§ TASK PROMPT
Reproduce the entries below in full, word for word.

§ DATA IN THIS EXERCISE
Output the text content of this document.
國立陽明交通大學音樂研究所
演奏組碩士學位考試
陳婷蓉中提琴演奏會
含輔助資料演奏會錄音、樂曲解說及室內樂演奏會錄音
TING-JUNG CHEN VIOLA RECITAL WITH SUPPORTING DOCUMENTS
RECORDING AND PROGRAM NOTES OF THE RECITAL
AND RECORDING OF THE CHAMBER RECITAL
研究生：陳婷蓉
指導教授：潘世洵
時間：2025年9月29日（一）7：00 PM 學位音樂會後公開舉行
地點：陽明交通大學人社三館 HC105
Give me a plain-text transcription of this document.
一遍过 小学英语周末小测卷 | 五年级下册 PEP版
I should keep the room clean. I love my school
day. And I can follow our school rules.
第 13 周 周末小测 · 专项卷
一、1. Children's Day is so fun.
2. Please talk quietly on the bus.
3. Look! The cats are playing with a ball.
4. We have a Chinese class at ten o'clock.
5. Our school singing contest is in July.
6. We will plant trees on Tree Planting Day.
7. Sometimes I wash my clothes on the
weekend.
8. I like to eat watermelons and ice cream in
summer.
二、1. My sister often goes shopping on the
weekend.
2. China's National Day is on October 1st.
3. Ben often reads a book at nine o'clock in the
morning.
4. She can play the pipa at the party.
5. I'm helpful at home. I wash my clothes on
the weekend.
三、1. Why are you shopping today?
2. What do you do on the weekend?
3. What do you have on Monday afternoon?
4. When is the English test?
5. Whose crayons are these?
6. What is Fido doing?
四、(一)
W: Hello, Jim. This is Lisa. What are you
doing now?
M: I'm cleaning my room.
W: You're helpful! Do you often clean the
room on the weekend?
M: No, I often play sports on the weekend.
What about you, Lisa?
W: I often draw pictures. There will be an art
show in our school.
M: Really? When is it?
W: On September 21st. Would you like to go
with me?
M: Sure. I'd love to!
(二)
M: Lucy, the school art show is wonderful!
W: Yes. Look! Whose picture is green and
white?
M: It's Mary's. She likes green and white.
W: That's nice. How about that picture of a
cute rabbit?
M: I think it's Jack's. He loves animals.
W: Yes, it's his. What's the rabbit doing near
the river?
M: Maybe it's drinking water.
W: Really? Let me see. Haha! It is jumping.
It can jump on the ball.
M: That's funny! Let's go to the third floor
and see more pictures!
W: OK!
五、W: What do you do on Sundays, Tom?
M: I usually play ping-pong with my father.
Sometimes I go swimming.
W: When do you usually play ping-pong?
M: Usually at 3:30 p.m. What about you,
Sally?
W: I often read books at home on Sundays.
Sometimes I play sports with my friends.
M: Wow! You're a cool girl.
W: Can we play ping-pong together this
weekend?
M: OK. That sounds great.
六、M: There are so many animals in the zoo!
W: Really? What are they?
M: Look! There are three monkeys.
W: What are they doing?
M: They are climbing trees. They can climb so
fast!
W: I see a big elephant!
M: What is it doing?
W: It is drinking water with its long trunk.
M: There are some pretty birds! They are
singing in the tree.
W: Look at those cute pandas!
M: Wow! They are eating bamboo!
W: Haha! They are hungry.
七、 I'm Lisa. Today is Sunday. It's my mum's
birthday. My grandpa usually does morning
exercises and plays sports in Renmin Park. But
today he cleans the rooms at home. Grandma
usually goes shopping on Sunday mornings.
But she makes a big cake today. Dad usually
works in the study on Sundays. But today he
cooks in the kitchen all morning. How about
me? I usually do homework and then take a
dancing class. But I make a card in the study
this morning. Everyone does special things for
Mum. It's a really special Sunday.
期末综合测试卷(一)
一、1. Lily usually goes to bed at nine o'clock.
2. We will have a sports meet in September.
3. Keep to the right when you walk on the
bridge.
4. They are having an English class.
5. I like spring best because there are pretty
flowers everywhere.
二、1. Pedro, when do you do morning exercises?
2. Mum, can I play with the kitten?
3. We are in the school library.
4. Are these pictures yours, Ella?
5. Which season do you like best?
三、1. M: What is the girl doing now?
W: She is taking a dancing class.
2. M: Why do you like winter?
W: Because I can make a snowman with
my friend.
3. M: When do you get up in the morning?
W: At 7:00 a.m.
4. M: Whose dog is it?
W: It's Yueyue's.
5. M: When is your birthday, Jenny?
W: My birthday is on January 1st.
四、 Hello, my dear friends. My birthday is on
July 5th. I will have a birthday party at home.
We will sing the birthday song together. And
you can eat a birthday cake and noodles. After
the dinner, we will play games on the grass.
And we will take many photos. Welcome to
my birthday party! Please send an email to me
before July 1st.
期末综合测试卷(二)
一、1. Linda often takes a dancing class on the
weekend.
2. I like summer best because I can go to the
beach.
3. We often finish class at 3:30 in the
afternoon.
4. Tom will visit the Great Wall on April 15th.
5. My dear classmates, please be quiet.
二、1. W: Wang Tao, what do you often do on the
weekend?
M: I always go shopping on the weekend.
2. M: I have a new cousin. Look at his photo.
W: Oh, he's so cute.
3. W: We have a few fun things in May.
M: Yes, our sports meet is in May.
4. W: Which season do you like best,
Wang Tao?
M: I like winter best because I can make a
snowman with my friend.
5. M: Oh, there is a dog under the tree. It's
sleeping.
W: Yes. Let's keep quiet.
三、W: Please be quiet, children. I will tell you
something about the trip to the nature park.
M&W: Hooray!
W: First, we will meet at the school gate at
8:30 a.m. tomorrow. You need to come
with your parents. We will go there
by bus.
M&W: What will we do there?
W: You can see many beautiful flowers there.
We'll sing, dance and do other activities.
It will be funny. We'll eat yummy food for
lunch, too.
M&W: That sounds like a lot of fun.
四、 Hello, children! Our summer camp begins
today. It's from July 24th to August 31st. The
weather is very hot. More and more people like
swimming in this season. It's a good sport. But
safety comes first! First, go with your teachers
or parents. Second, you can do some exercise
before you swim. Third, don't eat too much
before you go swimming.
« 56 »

§ FINAL RESULT
Output the text content of this document.
國立陽明交通大學音樂研究所
演奏組碩士學位考試
陳婷蓉中提琴演奏會
含輔助資料演奏會錄音、樂曲解說及室內樂演奏會錄音
TING-JUNG CHEN VIOLA RECITAL WITH SUPPORTING DOCUMENTS
RECORDING AND PROGRAM NOTES OF THE RECITAL
AND RECORDING OF THE CHAMBER RECITAL
研究生：陳婷蓉
指導教授：潘世洵
時間：2025年9月29日（一）7：00 PM 學位音樂會後公開舉行
地點：陽明交通大學人社三館 HC105
Give me a plain-text transcription of this document.
一遍过 小学英语周末小测卷 | 五年级下册 PEP版
I should keep the room clean. I love my school
day. And I can follow our school rules.
第 13 周 周末小测 · 专项卷
一、1. Children's Day is so fun.
2. Please talk quietly on the bus.
3. Look! The cats are playing with a ball.
4. We have a Chinese class at ten o'clock.
5. Our school singing contest is in July.
6. We will plant trees on Tree Planting Day.
7. Sometimes I wash my clothes on the
weekend.
8. I like to eat watermelons and ice cream in
summer.
二、1. My sister often goes shopping on the
weekend.
2. China's National Day is on October 1st.
3. Ben often reads a book at nine o'clock in the
morning.
4. She can play the pipa at the party.
5. I'm helpful at home. I wash my clothes on
the weekend.
三、1. Why are you shopping today?
2. What do you do on the weekend?
3. What do you have on Monday afternoon?
4. When is the English test?
5. Whose crayons are these?
6. What is Fido doing?
四、(一)
W: Hello, Jim. This is Lisa. What are you
doing now?
M: I'm cleaning my room.
W: You're helpful! Do you often clean the
room on the weekend?
M: No, I often play sports on the weekend.
What about you, Lisa?
W: I often draw pictures. There will be an art
show in our school.
M: Really? When is it?
W: On September 21st. Would you like to go
with me?
M: Sure. I'd love to!
(二)
M: Lucy, the school art show is wonderful!
W: Yes. Look! Whose picture is green and
white?
M: It's Mary's. She likes green and white.
W: That's nice. How about that picture of a
cute rabbit?
M: I think it's Jack's. He loves animals.
W: Yes, it's his. What's the rabbit doing near
the river?
M: Maybe it's drinking water.
W: Really? Let me see. Haha! It is jumping.
It can jump on the ball.
M: That's funny! Let's go to the third floor
and see more pictures!
W: OK!
五、W: What do you do on Sundays, Tom?
M: I usually play ping-pong with my father.
Sometimes I go swimming.
W: When do you usually play ping-pong?
M: Usually at 3:30 p.m. What about you,
Sally?
W: I often read books at home on Sundays.
Sometimes I play sports with my friends.
M: Wow! You're a cool girl.
W: Can we play ping-pong together this
weekend?
M: OK. That sounds great.
六、M: There are so many animals in the zoo!
W: Really? What are they?
M: Look! There are three monkeys.
W: What are they doing?
M: They are climbing trees. They can climb so
fast!
W: I see a big elephant!
M: What is it doing?
W: It is drinking water with its long trunk.
M: There are some pretty birds! They are
singing in the tree.
W: Look at those cute pandas!
M: Wow! They are eating bamboo!
W: Haha! They are hungry.
七、 I'm Lisa. Today is Sunday. It's my mum's
birthday. My grandpa usually does morning
exercises and plays sports in Renmin Park. But
today he cleans the rooms at home. Grandma
usually goes shopping on Sunday mornings.
But she makes a big cake today. Dad usually
works in the study on Sundays. But today he
cooks in the kitchen all morning. How about
me? I usually do homework and then take a
dancing class. But I make a card in the study
this morning. Everyone does special things for
Mum. It's a really special Sunday.
期末综合测试卷(一)
一、1. Lily usually goes to bed at nine o'clock.
2. We will have a sports meet in September.
3. Keep to the right when you walk on the
bridge.
4. They are having an English class.
5. I like spring best because there are pretty
flowers everywhere.
二、1. Pedro, when do you do morning exercises?
2. Mum, can I play with the kitten?
3. We are in the school library.
4. Are these pictures yours, Ella?
5. Which season do you like best?
三、1. M: What is the girl doing now?
W: She is taking a dancing class.
2. M: Why do you like winter?
W: Because I can make a snowman with
my friend.
3. M: When do you get up in the morning?
W: At 7:00 a.m.
4. M: Whose dog is it?
W: It's Yueyue's.
5. M: When is your birthday, Jenny?
W: My birthday is on January 1st.
四、 Hello, my dear friends. My birthday is on
July 5th. I will have a birthday party at home.
We will sing the birthday song together. And
you can eat a birthday cake and noodles. After
the dinner, we will play games on the grass.
And we will take many photos. Welcome to
my birthday party! Please send an email to me
before July 1st.
期末综合测试卷(二)
一、1. Linda often takes a dancing class on the
weekend.
2. I like summer best because I can go to the
beach.
3. We often finish class at 3:30 in the
afternoon.
4. Tom will visit the Great Wall on April 15th.
5. My dear classmates, please be quiet.
二、1. W: Wang Tao, what do you often do on the
weekend?
M: I always go shopping on the weekend.
2. M: I have a new cousin. Look at his photo.
W: Oh, he's so cute.
3. W: We have a few fun things in May.
M: Yes, our sports meet is in May.
4. W: Which season do you like best,
Wang Tao?
M: I like winter best because I can make a
snowman with my friend.
5. M: Oh, there is a dog under the tree. It's
sleeping.
W: Yes. Let's keep quiet.
三、W: Please be quiet, children. I will tell you
something about the trip to the nature park.
M&W: Hooray!
W: First, we will meet at the school gate at
8:30 a.m. tomorrow. You need to come
with your parents. We will go there
by bus.
M&W: What will we do there?
W: You can see many beautiful flowers there.
We'll sing, dance and do other activities.
It will be funny. We'll eat yummy food for
lunch, too.
M&W: That sounds like a lot of fun.
四、 Hello, children! Our summer camp begins
today. It's from July 24th to August 31st. The
weather is very hot. More and more people like
swimming in this season. It's a good sport. But
safety comes first! First, go with your teachers
or parents. Second, you can do some exercise
before you swim. Third, don't eat too much
before you go swimming.
« 56 »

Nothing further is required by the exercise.